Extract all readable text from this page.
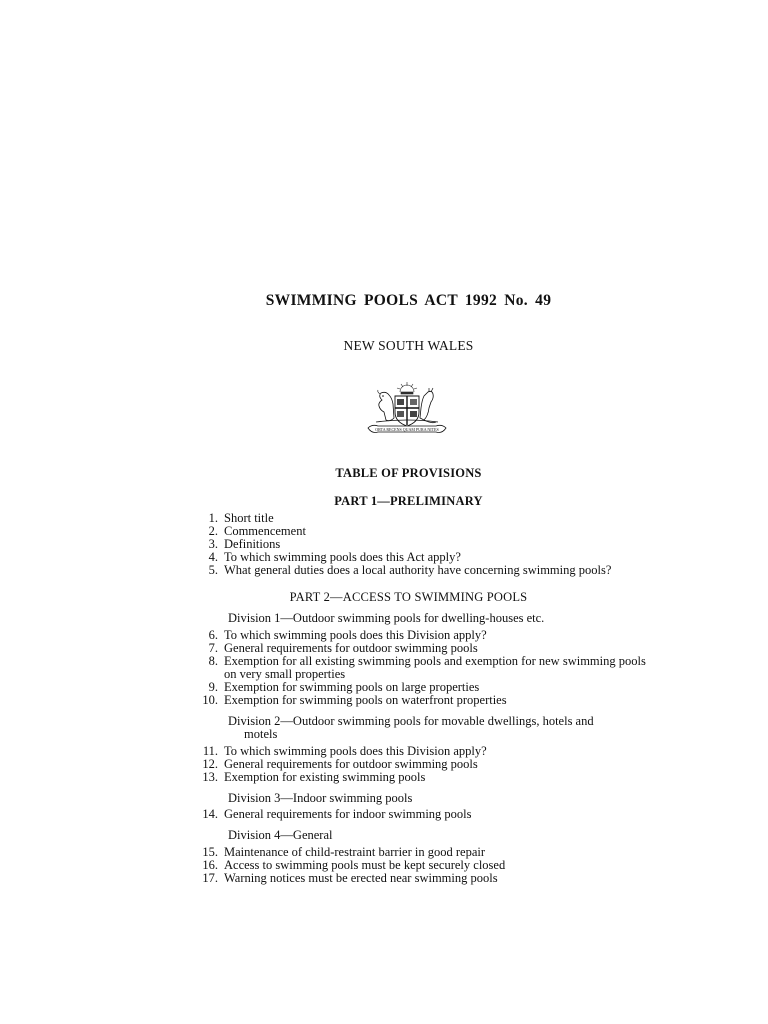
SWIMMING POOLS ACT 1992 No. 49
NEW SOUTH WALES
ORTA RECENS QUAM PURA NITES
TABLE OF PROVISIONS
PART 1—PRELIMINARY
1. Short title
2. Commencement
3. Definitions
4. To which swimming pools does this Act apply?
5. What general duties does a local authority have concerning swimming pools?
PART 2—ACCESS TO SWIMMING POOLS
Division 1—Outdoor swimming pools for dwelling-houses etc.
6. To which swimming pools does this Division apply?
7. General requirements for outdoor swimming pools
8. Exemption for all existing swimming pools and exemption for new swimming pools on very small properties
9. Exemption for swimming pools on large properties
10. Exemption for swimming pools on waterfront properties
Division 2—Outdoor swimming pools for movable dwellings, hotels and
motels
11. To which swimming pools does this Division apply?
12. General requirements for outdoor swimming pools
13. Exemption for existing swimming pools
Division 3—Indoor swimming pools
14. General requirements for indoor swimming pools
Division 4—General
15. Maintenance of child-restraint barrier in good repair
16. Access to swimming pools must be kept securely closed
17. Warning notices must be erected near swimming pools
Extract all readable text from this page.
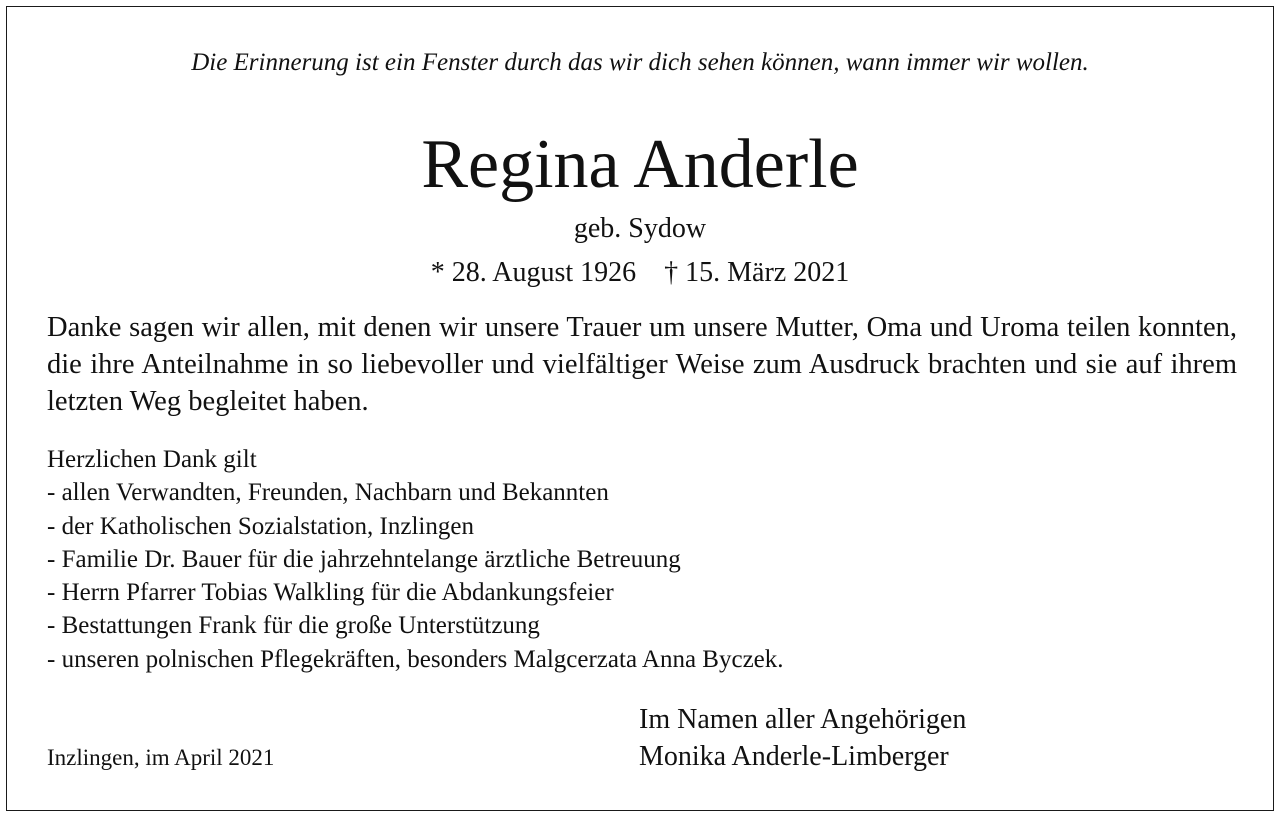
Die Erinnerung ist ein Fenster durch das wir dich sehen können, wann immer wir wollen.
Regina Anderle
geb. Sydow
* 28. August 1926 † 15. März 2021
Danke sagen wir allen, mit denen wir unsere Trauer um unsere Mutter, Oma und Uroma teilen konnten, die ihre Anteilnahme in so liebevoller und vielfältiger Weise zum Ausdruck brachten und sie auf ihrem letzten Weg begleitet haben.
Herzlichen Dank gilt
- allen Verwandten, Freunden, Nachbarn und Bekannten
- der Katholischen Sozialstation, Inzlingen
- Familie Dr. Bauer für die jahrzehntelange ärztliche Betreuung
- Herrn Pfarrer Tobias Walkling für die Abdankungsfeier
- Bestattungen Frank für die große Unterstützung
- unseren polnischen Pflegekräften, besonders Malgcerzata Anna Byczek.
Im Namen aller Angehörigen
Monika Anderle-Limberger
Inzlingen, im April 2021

*****

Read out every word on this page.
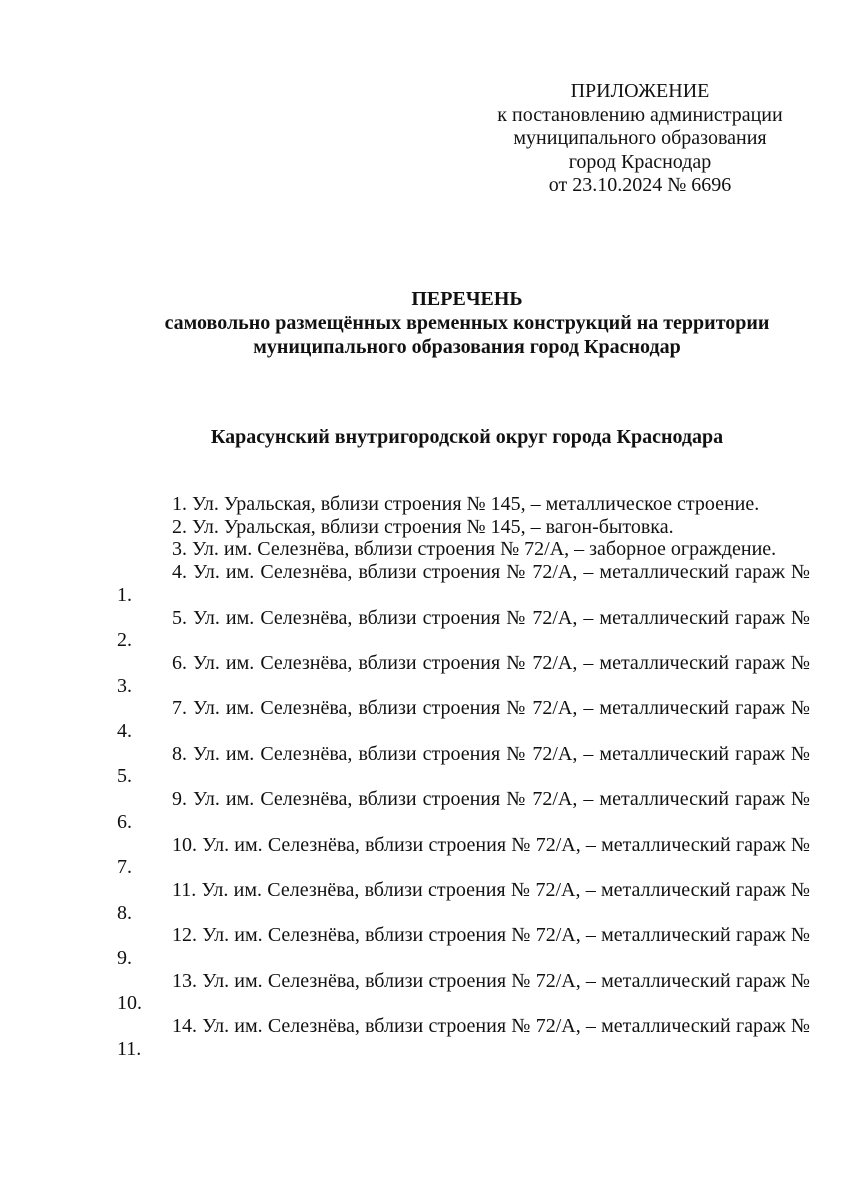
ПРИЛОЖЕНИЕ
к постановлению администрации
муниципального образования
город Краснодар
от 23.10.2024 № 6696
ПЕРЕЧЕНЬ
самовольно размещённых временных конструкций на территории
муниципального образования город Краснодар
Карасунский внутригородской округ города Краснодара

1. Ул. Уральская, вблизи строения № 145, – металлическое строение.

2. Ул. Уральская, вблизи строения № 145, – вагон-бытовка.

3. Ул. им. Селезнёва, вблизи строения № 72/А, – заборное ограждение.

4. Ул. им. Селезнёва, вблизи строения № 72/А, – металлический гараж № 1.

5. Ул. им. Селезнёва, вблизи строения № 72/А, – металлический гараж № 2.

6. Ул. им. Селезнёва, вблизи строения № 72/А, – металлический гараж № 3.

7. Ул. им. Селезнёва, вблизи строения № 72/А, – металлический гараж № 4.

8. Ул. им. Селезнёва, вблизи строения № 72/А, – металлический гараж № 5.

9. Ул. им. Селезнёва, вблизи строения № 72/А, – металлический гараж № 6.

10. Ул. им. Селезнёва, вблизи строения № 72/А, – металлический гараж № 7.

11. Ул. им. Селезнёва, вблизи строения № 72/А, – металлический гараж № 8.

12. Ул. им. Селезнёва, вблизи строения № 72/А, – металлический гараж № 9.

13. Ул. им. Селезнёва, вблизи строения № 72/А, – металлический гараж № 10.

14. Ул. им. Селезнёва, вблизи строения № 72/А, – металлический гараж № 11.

*****

→ THE REQUEST: Give the count of lines in the listing that hold the word "allen", with no other text.

→ SOLUTION FOR THIS TASK: 2